### What this task involves
Select every line holding the word "text" and copy it.

### Saved entries
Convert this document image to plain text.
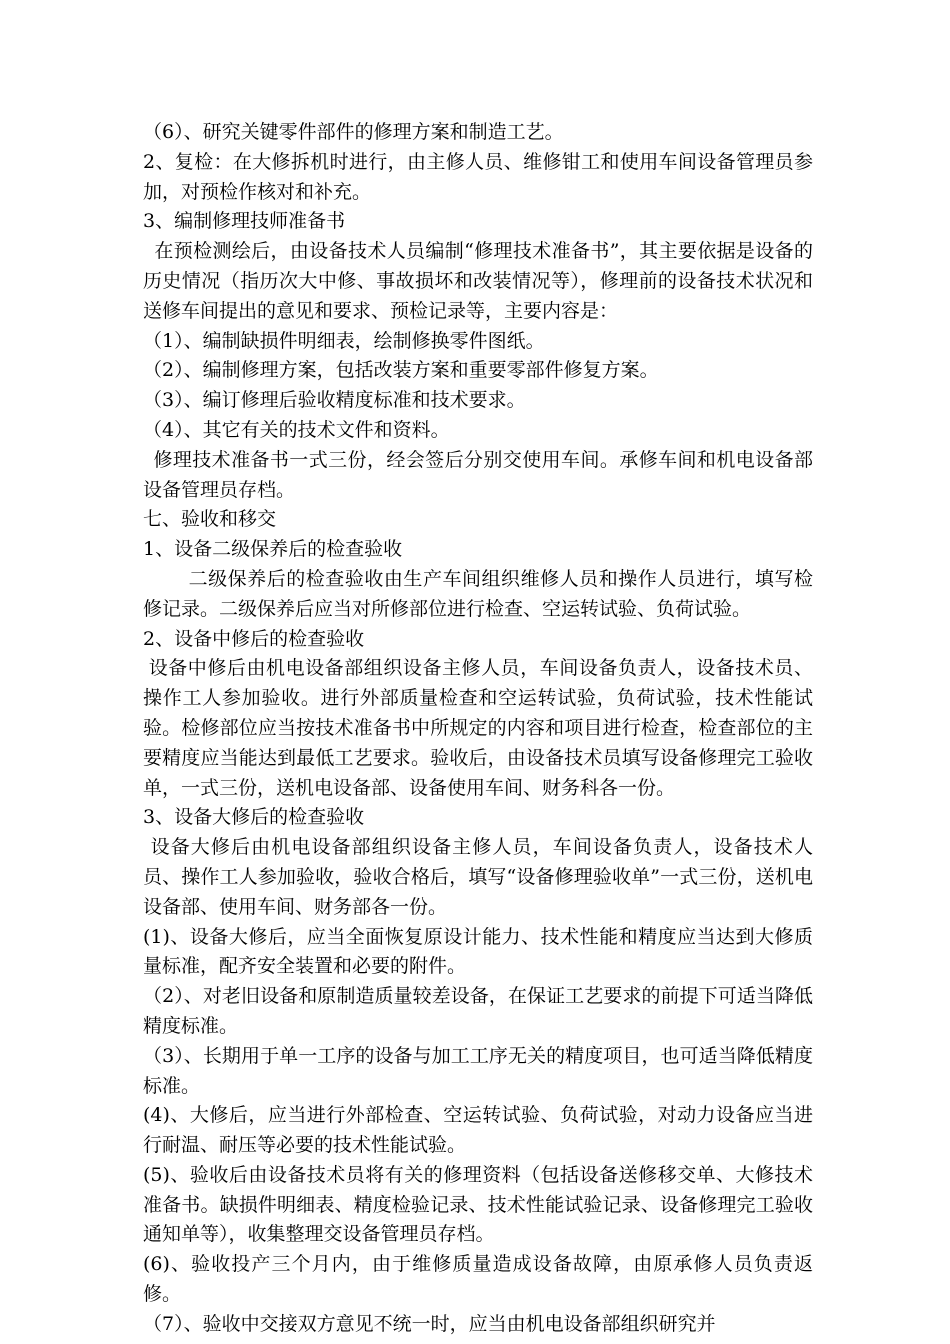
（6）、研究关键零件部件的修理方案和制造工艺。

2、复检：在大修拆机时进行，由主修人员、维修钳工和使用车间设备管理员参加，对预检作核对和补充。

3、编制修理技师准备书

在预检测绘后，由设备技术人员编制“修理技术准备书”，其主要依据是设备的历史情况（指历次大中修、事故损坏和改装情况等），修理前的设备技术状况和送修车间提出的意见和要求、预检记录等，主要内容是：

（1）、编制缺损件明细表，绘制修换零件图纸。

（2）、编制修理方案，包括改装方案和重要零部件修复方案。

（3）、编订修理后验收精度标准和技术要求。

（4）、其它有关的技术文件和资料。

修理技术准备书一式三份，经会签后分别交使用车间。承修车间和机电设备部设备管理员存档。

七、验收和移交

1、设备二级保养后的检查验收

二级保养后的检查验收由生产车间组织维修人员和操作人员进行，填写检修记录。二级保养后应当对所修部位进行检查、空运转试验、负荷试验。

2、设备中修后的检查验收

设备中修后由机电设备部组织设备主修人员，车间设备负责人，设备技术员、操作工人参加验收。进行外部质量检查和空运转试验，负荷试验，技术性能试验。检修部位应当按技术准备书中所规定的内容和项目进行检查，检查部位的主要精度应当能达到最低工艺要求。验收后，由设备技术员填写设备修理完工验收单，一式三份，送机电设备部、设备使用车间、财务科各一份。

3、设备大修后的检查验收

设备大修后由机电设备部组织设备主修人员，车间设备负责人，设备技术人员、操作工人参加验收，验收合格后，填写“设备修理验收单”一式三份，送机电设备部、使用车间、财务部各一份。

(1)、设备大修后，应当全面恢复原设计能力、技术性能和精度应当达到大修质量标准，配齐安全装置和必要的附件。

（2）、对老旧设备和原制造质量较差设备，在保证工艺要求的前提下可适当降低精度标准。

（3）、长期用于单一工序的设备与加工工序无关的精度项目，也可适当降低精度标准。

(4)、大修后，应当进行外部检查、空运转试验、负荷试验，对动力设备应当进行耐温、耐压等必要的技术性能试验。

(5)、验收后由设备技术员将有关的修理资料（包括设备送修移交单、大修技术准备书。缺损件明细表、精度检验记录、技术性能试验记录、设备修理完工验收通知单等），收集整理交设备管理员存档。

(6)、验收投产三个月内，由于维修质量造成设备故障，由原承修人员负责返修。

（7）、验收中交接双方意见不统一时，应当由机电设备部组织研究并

* * *

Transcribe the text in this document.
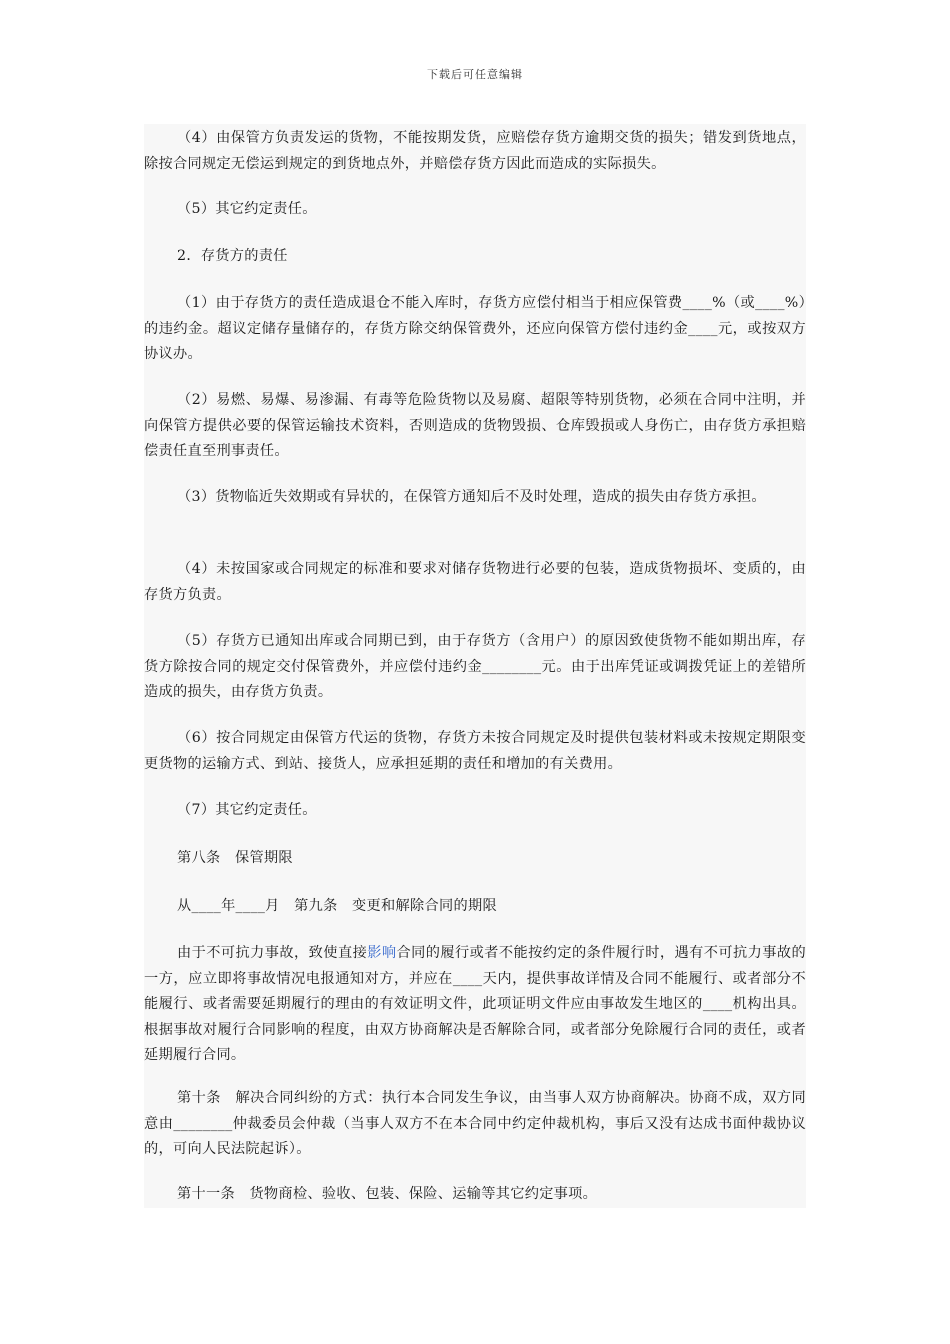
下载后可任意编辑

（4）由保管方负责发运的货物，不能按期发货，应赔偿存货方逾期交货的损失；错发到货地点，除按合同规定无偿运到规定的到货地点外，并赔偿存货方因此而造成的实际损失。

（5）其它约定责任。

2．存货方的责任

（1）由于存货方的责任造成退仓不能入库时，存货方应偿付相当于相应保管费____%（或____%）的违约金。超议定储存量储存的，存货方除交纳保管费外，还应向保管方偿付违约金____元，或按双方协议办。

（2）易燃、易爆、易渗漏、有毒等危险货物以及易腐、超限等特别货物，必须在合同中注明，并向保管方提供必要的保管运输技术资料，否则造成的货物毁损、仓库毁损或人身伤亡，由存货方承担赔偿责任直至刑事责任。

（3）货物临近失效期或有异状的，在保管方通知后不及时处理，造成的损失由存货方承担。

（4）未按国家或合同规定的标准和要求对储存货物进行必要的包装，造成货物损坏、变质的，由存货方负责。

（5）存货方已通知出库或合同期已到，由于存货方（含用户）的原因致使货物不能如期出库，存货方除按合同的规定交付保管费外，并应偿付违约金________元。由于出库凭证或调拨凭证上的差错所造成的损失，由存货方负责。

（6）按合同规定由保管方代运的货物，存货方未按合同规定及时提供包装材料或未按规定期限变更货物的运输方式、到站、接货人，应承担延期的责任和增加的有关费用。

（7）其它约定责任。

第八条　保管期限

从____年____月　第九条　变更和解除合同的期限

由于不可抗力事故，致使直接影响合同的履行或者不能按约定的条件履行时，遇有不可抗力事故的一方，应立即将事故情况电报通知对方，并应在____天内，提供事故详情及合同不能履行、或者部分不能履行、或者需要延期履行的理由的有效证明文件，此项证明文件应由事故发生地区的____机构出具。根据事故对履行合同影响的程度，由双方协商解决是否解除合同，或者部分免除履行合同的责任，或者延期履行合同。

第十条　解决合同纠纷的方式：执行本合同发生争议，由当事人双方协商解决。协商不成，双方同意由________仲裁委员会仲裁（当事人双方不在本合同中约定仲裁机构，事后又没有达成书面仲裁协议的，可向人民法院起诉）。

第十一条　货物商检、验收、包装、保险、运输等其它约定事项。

### Output
Convert this document image to plain text.
Transcribe the text in this document.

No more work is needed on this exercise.